## [Enunciado 1]
Indique se cada afirmação concorda com o texto sobre a seca no Corno de África, respondendo sim ou não e citando as palavras exatas do texto que o decidem: (a) a campanha lançada pelo parceiro nacional do ACNUR chama-se "A Fome Está a Duplicar"; (b) entre janeiro de 2022 e março deste ano, cerca de 1.94 milhões de pessoas deslocaram-se internamente no Quénia e na Somália; (c) mais de 280 mil pessoas cruzaram as fronteiras da Somália e do Sudão do Sul.
## [Enunciado 2]
Transcreva o trecho do texto sobre a seca no Corno de África que começa nas palavras "A seca prolongada" e termina depois de "e angariar fundos.".

## [Excerto da fonte]
^^^^^^^^
Fome e seca agravam situação humanitária de 3 milhões de pessoas deslocadas no Corno de África



A seca prolongada e o aumento da fome na região levaram a Etiópia, o Quénia e a Somália a depararem-se com um número recorde de refugiados e deslocados internos. Para fazer face à previsão de agravamento ao longo de 2023, e colocar em prática uma resposta de emergência imediata, o parceiro nacional do ACNUR ativa a campanha “A Fome Está a Duplicar” para sensibilizar e angariar fundos. 

A grave situação de fome e seca no Corno de África colocou cerca de 3.3 milhões de pessoas refugiadas e deslocadas internamente em necessidade urgente de assistência humanitária, um número recorde nesta zona do continente. Só entre janeiro de 2022 e março deste ano, cerca de 1.94 milhões de pessoas deslocaram-se internamente na Etiópia e Somália, dois dos países mais afetados. Uma crise humanitária que também tem assumido contornos expressivos e preocupantes ao nível dos refugiados. Mais de 280 mil pessoas atravessaram as fronteiras da Somália e Sudão do Sul e refugiaram-se em zonas do Quénia e da Etiópia, também já muito fragilizadas pela seca longa e profunda.
^^^^^^^^
## [Dados fornecidos]
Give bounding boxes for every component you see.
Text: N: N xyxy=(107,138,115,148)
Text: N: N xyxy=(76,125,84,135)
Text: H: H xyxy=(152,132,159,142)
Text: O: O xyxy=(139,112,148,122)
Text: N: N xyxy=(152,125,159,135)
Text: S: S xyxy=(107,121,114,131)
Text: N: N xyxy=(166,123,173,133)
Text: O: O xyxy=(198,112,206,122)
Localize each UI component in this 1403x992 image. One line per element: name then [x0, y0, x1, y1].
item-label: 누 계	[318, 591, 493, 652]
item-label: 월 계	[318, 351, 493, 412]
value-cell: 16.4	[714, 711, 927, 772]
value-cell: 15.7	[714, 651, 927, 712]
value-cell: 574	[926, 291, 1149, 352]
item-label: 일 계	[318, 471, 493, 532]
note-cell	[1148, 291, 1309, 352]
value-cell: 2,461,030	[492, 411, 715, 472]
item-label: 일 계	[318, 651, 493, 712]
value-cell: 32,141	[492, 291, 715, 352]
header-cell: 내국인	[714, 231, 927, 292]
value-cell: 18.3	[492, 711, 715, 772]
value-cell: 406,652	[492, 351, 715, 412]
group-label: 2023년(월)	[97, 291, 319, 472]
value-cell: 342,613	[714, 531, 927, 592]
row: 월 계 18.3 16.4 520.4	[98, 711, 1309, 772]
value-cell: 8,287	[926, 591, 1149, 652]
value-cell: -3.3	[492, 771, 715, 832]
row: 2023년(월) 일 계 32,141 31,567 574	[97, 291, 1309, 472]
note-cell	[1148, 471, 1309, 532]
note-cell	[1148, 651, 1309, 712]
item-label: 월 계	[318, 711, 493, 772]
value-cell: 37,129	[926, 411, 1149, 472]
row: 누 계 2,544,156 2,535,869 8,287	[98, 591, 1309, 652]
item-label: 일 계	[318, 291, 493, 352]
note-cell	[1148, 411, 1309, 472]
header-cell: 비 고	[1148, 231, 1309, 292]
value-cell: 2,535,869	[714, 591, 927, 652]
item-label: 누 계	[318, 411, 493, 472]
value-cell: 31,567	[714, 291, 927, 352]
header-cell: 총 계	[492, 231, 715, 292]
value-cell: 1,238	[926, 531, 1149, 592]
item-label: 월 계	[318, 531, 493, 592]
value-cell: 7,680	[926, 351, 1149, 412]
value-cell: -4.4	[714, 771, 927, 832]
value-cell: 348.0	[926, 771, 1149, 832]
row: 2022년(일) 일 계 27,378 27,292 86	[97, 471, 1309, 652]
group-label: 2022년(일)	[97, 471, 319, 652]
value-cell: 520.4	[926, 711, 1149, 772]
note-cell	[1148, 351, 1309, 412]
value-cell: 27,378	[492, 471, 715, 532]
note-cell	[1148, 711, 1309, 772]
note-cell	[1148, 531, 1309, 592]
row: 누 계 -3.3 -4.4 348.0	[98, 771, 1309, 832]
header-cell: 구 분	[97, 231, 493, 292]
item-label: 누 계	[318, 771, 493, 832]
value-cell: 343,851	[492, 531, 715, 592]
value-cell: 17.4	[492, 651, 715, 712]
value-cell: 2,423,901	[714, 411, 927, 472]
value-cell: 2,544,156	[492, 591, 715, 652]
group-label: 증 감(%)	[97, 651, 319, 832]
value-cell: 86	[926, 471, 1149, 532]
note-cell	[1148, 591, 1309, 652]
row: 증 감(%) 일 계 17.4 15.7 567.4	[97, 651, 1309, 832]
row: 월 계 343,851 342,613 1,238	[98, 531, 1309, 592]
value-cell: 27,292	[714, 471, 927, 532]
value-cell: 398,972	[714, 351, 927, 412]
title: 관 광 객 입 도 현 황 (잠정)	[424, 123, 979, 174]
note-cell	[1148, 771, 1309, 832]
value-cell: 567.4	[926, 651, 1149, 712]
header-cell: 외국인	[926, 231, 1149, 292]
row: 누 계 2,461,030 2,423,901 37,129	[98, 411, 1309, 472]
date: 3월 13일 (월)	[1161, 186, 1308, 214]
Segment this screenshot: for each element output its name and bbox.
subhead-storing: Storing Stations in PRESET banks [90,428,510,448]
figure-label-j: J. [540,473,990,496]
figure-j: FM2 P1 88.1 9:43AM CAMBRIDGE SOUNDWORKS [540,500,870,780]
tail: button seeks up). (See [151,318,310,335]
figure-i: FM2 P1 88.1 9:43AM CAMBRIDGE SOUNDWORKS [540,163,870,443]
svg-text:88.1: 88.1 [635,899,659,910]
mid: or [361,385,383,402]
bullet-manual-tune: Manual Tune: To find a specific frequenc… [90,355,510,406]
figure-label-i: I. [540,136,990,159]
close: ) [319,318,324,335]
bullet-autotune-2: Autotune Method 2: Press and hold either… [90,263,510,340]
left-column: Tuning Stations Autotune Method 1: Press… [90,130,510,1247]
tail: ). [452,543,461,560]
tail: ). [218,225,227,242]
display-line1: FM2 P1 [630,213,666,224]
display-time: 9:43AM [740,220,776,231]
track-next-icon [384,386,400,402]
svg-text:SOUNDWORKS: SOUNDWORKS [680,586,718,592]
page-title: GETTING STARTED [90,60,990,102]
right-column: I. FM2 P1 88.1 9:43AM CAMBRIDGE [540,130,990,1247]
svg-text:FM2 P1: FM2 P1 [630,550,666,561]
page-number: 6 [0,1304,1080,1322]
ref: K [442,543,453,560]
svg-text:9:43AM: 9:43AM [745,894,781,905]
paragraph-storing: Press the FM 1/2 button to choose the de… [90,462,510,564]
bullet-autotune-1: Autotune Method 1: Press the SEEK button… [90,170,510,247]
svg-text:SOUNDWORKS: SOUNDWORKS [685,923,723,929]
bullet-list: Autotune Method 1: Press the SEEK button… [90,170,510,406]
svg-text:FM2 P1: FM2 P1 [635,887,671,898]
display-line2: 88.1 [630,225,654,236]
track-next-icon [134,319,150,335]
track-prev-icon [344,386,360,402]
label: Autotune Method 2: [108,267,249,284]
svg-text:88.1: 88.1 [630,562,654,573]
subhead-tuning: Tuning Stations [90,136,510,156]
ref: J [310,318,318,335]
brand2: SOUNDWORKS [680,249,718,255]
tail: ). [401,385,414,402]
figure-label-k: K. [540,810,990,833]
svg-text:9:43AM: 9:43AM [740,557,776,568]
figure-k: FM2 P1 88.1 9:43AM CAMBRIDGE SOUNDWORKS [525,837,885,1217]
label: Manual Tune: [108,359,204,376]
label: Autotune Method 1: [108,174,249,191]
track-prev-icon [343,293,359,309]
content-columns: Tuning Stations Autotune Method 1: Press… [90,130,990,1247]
^^^^^^^^
## [Resultado final 1]
(a) Sim: "ativa a campanha “A Fome Está a Duplicar”"
(b) Não: "cerca de 1.94 milhões de pessoas deslocaram-se internamente na Etiópia e Somália"
(c) Sim: "Mais de 280 mil pessoas atravessaram as fronteiras da Somália e Sudão do Sul"

## [Resultado final 2]
A seca prolongada e o aumento da fome na região levaram a Etiópia, o Quénia e a Somália a depararem-se com um número recorde de refugiados e deslocados internos. Para fazer face à previsão de agravamento ao longo de 2023, e colocar em prática uma resposta de emergência imediata, o parceiro nacional do ACNUR ativa a campanha “A Fome Está a Duplicar” para sensibilizar e angariar fundos.